▶ TASK GOAL: From the listing below, copy every line with the word "Where".

** START **

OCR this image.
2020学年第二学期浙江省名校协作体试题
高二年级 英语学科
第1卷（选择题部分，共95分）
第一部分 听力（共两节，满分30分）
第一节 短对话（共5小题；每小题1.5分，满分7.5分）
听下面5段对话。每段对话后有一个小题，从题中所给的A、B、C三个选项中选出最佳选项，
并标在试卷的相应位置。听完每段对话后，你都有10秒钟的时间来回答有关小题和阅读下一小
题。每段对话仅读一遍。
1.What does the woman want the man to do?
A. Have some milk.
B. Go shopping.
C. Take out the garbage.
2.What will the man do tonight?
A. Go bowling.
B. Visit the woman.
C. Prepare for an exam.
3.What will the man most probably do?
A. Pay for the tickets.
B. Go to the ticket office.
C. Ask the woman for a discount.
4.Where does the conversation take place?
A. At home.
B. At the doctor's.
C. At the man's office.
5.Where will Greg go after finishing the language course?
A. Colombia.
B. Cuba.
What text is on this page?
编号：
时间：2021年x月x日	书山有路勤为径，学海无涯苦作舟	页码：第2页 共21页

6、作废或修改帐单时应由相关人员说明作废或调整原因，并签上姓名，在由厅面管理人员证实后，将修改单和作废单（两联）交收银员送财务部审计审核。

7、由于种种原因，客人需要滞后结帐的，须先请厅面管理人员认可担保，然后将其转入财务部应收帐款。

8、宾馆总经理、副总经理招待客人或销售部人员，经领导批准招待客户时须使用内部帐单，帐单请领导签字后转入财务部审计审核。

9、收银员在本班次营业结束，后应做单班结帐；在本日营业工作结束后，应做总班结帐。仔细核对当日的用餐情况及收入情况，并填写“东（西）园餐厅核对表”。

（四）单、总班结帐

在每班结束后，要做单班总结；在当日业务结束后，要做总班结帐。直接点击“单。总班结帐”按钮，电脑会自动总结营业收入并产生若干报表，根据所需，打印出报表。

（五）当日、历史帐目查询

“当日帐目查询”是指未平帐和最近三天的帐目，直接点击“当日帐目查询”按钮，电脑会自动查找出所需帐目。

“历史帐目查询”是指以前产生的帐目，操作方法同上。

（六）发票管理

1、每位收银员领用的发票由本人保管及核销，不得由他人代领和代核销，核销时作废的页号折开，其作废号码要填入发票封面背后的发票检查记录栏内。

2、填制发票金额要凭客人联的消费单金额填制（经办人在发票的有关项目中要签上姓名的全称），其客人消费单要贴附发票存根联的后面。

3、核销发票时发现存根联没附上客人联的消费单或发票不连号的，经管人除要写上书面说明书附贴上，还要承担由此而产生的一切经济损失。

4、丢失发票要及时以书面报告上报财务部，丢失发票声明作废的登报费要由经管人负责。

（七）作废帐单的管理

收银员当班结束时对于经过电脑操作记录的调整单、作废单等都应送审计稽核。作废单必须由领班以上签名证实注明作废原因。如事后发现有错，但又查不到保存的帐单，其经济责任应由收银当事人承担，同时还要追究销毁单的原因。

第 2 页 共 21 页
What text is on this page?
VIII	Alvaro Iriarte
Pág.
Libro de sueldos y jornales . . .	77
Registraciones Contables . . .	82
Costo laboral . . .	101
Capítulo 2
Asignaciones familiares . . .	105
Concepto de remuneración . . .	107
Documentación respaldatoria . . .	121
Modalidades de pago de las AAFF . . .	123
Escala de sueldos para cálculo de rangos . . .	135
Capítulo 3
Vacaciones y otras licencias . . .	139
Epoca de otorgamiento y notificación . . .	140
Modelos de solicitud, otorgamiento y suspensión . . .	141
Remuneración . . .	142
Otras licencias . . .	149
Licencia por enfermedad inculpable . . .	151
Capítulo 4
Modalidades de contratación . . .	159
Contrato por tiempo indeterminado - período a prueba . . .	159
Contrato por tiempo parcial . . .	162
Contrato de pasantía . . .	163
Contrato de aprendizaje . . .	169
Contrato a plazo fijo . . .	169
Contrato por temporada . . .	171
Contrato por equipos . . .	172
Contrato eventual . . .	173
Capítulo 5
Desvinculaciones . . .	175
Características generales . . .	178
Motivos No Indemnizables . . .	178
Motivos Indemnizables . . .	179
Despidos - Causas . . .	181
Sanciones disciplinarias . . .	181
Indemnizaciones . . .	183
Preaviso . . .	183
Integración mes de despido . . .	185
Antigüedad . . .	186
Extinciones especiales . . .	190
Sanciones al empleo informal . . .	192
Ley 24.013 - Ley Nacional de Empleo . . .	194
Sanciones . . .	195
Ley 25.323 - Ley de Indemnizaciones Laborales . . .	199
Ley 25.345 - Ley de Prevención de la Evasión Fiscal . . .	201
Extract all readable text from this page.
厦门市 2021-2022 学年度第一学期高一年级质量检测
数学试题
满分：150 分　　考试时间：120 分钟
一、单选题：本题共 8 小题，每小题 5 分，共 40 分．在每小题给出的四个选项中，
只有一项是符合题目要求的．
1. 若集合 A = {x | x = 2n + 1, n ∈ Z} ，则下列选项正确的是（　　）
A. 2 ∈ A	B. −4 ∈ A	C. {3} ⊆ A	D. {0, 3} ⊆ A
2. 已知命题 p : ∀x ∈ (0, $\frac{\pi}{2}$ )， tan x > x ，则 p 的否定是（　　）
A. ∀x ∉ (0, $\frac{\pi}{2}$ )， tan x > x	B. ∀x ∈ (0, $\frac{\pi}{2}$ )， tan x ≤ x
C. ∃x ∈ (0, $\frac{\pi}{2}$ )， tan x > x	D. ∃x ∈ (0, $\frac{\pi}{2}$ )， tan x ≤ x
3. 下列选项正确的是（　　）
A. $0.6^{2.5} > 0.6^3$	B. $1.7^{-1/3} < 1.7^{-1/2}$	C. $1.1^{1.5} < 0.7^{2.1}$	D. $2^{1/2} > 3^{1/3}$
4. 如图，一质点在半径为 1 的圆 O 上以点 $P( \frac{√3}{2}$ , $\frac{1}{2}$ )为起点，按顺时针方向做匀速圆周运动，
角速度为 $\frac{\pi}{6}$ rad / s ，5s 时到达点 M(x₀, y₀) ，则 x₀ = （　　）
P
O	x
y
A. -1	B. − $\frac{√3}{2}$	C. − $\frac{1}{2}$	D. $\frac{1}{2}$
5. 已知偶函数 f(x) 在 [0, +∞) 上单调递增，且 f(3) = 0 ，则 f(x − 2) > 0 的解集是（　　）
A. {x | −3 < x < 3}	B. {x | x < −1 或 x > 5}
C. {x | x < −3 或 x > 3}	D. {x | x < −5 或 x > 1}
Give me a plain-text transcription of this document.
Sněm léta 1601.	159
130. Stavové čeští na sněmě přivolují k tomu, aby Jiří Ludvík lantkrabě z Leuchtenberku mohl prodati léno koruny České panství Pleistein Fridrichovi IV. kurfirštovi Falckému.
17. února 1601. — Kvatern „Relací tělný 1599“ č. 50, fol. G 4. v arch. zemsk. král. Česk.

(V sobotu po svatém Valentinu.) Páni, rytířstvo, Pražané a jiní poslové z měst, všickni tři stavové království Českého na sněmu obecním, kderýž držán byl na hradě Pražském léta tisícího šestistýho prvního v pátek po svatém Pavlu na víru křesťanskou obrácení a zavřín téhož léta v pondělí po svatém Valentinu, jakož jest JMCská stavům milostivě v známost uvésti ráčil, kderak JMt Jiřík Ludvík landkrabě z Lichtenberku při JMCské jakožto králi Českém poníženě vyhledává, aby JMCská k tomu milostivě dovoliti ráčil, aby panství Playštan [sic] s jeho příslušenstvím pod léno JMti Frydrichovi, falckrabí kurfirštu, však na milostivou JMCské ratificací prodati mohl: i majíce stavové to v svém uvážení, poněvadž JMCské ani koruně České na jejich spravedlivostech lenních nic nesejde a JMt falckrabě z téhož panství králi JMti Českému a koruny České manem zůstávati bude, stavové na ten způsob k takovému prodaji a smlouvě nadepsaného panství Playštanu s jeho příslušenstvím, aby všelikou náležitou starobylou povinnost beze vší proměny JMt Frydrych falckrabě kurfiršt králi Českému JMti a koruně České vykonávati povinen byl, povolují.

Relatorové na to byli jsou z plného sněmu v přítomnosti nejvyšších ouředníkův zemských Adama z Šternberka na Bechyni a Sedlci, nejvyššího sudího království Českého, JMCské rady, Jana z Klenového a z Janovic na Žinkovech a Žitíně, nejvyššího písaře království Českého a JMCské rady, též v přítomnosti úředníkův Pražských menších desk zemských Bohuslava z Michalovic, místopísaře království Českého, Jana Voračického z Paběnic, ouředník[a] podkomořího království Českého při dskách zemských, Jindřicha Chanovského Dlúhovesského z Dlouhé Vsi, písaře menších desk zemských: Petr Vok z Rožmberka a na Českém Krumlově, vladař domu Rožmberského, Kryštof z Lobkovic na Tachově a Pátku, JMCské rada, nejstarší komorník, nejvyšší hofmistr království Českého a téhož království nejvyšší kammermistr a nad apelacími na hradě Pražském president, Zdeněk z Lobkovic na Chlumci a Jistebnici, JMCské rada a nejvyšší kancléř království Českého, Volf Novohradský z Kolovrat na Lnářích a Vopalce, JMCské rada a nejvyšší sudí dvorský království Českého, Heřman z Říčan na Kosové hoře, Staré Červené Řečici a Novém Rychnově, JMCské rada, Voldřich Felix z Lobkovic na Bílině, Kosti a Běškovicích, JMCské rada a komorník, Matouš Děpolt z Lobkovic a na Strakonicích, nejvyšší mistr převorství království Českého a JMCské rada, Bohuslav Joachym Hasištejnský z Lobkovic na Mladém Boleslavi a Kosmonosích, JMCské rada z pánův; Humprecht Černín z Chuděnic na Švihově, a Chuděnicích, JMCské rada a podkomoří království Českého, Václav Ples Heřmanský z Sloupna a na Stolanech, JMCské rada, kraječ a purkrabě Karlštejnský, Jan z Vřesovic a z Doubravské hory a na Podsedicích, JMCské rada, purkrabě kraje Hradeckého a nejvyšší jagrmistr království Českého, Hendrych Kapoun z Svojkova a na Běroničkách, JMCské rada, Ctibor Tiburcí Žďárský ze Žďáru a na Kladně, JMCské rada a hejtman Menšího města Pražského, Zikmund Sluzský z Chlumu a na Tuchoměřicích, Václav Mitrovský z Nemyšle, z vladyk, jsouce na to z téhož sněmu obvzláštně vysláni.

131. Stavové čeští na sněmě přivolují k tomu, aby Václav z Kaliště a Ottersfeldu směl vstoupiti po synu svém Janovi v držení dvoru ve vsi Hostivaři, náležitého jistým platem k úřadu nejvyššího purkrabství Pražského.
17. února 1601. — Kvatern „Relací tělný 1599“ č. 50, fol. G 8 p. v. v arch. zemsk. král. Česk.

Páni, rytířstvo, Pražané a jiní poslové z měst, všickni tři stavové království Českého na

** END **

▶ ANSWER BELOW:
4.Where does the conversation take place?
5.Where will Greg go after finishing the language course?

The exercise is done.